# Supplied material:
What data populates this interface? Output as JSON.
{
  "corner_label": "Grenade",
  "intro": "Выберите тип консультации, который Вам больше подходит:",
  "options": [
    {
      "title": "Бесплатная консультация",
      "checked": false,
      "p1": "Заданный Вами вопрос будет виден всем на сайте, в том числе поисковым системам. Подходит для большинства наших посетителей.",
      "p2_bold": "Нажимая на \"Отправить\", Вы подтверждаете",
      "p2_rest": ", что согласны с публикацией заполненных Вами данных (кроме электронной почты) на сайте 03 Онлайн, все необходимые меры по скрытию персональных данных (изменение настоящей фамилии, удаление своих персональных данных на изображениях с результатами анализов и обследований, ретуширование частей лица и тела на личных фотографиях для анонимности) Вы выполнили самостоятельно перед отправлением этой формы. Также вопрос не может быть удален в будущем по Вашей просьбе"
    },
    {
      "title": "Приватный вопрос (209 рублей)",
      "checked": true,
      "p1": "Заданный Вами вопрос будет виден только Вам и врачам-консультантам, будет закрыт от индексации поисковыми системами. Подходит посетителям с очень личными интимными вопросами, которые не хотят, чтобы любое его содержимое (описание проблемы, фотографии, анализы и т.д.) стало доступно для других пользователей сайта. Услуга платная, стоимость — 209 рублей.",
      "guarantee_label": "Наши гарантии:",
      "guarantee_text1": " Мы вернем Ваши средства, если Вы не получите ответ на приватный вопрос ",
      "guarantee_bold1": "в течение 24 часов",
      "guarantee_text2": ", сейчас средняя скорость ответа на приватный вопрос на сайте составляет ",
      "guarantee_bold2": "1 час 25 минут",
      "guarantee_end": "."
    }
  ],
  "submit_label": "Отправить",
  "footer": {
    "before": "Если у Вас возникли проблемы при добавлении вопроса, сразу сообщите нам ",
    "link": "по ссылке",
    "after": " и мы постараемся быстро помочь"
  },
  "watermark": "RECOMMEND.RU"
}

--

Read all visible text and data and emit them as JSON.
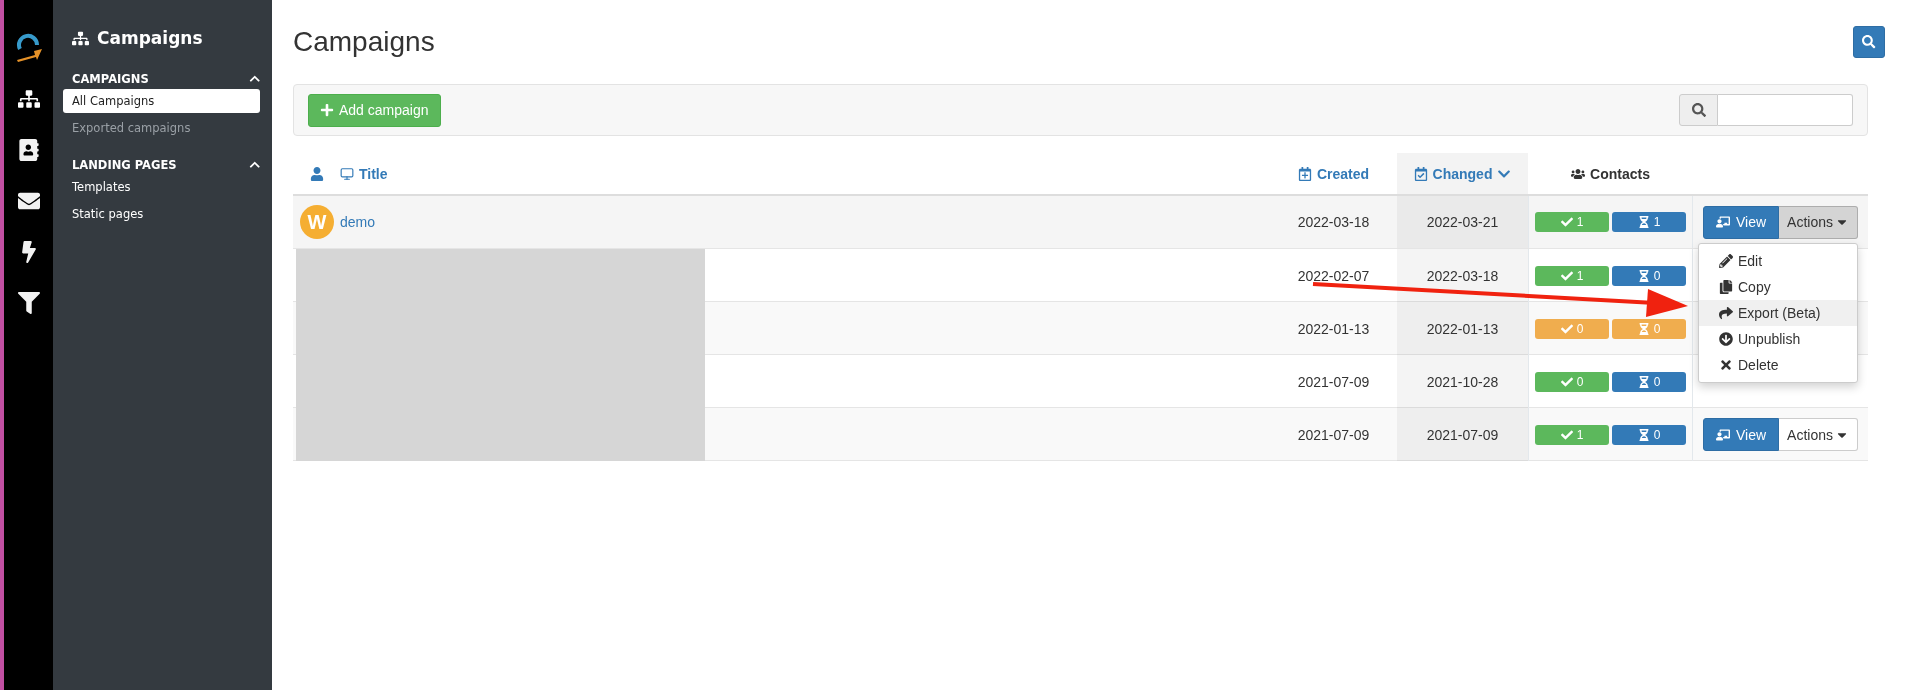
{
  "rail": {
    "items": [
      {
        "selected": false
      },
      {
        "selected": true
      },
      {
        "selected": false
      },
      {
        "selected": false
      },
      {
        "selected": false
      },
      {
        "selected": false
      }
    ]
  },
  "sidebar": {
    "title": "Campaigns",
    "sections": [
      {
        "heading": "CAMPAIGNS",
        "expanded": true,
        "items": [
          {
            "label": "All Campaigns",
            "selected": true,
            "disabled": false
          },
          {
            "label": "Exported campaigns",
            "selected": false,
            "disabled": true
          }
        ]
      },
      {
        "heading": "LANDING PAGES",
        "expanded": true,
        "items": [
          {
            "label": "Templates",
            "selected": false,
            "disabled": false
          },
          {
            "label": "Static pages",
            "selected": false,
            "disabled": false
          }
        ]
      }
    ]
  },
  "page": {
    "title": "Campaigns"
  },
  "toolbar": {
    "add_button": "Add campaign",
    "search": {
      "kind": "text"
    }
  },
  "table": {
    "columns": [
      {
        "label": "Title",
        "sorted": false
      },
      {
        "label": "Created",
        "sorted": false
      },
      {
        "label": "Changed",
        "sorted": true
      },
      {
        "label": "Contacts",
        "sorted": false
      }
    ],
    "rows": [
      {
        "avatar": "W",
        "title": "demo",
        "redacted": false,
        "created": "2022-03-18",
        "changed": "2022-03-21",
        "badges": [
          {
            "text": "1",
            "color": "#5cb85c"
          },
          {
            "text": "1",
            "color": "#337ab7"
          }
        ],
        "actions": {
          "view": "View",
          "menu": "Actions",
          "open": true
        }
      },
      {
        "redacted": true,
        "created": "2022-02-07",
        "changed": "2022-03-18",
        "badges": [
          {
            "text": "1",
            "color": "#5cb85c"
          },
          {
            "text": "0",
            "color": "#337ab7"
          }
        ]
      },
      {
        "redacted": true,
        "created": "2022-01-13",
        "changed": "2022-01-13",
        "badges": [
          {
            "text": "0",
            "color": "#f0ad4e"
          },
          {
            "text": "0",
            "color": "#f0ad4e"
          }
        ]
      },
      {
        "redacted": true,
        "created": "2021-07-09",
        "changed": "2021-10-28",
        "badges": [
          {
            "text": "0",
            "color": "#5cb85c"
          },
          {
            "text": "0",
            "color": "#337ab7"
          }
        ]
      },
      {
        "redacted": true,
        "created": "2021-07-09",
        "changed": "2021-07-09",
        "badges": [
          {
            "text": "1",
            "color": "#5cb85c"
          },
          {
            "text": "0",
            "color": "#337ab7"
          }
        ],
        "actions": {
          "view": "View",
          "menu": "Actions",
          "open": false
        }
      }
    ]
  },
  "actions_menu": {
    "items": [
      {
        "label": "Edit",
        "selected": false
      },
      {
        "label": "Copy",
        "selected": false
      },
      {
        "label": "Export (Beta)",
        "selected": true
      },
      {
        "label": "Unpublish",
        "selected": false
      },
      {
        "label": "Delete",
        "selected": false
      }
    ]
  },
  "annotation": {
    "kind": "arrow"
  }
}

# Goal of the exercise:
Wherever the string "data" appears in the entries above, list that line.

# Solution:
What data populates this interface? Output as JSON.
Read all visible text and data and emit them as JSON.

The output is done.